Where a line holds "phục", copy it.

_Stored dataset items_
▶

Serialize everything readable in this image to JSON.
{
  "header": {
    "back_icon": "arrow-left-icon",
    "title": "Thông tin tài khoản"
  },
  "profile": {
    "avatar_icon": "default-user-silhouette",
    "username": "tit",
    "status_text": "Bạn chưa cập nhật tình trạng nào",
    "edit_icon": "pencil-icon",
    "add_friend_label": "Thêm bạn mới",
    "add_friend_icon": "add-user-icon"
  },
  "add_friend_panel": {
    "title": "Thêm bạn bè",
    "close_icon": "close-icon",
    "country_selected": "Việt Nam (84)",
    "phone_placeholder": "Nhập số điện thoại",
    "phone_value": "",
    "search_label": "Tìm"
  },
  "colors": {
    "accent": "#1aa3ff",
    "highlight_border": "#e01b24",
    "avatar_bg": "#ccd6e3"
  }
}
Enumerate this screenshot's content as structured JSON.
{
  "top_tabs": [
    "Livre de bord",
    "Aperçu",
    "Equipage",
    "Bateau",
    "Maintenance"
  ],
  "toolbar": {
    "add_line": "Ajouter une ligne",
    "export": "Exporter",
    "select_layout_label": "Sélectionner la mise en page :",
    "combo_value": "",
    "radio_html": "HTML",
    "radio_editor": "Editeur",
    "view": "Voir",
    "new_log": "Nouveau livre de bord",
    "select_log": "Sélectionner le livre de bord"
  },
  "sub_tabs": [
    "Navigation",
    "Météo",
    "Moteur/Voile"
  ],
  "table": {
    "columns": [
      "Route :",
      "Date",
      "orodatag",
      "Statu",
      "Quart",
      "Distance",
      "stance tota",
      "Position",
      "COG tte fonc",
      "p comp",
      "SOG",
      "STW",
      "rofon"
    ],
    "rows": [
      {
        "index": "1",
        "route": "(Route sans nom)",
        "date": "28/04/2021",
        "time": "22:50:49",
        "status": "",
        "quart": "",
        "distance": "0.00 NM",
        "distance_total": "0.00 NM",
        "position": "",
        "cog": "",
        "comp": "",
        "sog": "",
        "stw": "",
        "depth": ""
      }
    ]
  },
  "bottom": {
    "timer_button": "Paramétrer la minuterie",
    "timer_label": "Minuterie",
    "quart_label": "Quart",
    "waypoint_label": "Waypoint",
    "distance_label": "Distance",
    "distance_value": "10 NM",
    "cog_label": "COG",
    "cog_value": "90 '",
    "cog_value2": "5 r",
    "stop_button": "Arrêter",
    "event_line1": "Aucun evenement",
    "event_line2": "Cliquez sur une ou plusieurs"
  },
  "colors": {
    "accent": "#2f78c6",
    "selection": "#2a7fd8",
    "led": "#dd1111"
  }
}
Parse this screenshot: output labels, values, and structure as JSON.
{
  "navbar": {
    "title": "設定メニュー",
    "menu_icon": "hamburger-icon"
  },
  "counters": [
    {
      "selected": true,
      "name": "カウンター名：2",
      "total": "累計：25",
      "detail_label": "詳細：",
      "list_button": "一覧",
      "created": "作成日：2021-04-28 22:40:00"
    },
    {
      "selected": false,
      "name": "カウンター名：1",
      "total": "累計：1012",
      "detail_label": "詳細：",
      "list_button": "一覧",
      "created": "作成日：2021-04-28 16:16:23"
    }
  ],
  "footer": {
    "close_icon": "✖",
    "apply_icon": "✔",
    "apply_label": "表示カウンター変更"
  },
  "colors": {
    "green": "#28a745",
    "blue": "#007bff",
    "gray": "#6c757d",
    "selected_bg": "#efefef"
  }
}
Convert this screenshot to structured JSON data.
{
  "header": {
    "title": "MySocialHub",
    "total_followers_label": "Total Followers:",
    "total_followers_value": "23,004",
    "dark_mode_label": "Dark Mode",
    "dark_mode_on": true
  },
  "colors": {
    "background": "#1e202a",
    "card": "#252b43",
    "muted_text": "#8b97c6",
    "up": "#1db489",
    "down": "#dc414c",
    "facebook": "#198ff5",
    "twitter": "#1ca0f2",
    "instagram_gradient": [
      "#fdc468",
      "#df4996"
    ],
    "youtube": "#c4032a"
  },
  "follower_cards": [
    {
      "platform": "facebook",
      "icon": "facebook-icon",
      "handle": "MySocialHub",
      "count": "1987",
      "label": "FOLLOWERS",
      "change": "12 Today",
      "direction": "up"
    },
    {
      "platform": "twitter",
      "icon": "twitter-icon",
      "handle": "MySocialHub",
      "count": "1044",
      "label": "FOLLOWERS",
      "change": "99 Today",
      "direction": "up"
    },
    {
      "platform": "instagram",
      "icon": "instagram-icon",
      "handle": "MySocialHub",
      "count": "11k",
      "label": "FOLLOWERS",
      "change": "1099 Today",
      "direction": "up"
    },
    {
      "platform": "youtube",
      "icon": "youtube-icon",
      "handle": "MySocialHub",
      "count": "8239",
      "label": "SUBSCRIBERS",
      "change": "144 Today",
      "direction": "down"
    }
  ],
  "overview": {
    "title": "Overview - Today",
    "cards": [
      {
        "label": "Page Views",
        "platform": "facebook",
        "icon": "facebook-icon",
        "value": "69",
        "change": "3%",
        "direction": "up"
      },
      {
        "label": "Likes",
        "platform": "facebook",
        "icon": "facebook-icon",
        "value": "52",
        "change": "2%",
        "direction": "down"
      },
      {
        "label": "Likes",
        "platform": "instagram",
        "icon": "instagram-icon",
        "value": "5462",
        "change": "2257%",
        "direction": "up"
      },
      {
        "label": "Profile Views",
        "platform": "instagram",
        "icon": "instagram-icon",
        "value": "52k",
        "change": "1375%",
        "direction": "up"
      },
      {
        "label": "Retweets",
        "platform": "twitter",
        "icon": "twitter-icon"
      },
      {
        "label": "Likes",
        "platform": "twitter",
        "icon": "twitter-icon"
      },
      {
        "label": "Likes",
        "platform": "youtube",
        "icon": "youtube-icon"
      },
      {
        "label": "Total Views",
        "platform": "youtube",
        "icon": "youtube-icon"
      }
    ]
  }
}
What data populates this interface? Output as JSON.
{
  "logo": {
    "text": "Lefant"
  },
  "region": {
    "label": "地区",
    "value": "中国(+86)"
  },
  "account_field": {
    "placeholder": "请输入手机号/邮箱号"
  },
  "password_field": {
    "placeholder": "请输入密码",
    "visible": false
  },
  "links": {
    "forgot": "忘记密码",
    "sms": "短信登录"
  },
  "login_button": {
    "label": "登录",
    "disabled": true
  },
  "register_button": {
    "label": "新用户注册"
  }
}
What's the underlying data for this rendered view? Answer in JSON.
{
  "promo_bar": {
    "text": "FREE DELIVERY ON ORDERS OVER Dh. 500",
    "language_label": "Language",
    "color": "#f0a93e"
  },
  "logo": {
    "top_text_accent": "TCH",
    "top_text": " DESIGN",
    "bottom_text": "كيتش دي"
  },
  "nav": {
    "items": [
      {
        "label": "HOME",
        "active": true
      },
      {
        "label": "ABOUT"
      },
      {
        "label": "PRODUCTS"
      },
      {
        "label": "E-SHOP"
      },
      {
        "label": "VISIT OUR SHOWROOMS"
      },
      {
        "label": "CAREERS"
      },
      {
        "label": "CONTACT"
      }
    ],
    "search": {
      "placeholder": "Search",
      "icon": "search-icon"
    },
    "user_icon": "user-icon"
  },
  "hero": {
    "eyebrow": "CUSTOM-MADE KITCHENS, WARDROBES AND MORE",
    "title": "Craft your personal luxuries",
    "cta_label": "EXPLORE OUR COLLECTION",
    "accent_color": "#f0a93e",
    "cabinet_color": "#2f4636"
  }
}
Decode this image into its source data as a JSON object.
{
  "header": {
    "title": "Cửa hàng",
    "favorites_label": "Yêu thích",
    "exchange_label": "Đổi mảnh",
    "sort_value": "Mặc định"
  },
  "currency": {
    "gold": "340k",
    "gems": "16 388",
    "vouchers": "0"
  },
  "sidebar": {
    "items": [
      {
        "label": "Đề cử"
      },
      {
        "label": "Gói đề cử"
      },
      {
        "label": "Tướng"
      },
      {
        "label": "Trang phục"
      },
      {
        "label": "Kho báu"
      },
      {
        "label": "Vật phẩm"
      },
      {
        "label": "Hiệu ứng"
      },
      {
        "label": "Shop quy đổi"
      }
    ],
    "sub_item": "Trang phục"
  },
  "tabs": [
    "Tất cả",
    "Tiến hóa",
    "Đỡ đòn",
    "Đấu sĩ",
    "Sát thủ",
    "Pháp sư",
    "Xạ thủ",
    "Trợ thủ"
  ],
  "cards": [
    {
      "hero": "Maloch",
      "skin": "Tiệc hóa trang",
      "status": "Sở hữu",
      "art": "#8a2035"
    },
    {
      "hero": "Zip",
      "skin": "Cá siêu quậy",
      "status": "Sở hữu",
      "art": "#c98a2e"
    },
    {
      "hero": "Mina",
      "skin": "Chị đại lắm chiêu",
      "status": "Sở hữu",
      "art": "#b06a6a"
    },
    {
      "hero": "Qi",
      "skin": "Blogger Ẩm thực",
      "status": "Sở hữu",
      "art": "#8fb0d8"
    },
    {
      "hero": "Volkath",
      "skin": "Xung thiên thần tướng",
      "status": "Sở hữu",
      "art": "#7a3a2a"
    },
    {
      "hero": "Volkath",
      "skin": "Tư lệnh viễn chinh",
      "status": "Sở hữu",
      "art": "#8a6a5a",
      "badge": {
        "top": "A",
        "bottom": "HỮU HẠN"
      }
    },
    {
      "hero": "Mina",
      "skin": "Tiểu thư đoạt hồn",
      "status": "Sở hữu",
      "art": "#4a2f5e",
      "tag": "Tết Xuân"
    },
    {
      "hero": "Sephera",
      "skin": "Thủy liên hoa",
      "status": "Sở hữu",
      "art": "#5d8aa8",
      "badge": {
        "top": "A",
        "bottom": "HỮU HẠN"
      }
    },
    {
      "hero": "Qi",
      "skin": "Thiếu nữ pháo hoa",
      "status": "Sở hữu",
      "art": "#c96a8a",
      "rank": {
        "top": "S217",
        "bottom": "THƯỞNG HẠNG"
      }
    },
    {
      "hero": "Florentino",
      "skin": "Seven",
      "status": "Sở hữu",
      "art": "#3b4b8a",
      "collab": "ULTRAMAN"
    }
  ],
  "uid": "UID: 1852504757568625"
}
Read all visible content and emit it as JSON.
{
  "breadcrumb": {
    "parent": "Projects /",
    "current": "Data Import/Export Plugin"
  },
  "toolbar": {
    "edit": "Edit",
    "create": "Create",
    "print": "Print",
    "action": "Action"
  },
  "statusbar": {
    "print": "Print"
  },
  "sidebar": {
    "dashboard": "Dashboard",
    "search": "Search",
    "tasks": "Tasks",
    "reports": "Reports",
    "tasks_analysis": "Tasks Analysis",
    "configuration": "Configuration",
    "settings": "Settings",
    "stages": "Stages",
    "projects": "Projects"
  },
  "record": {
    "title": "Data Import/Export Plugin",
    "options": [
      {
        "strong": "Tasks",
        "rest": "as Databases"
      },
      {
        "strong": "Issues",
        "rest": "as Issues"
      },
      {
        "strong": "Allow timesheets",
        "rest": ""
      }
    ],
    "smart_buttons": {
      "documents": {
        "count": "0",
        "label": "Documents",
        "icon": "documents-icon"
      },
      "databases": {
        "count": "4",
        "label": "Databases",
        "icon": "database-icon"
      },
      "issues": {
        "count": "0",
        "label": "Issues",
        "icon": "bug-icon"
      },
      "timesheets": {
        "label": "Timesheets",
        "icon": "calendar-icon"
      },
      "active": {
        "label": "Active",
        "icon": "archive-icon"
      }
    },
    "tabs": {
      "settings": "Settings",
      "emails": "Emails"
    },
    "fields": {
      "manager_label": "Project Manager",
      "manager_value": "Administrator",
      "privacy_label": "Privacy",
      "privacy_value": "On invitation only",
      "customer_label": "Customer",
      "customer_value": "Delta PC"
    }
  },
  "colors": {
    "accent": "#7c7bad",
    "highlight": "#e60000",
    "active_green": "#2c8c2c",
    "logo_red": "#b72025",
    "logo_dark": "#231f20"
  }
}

◀

_Correct result_
        "label": "Trang phục"
    "sub_item": "Trang phục"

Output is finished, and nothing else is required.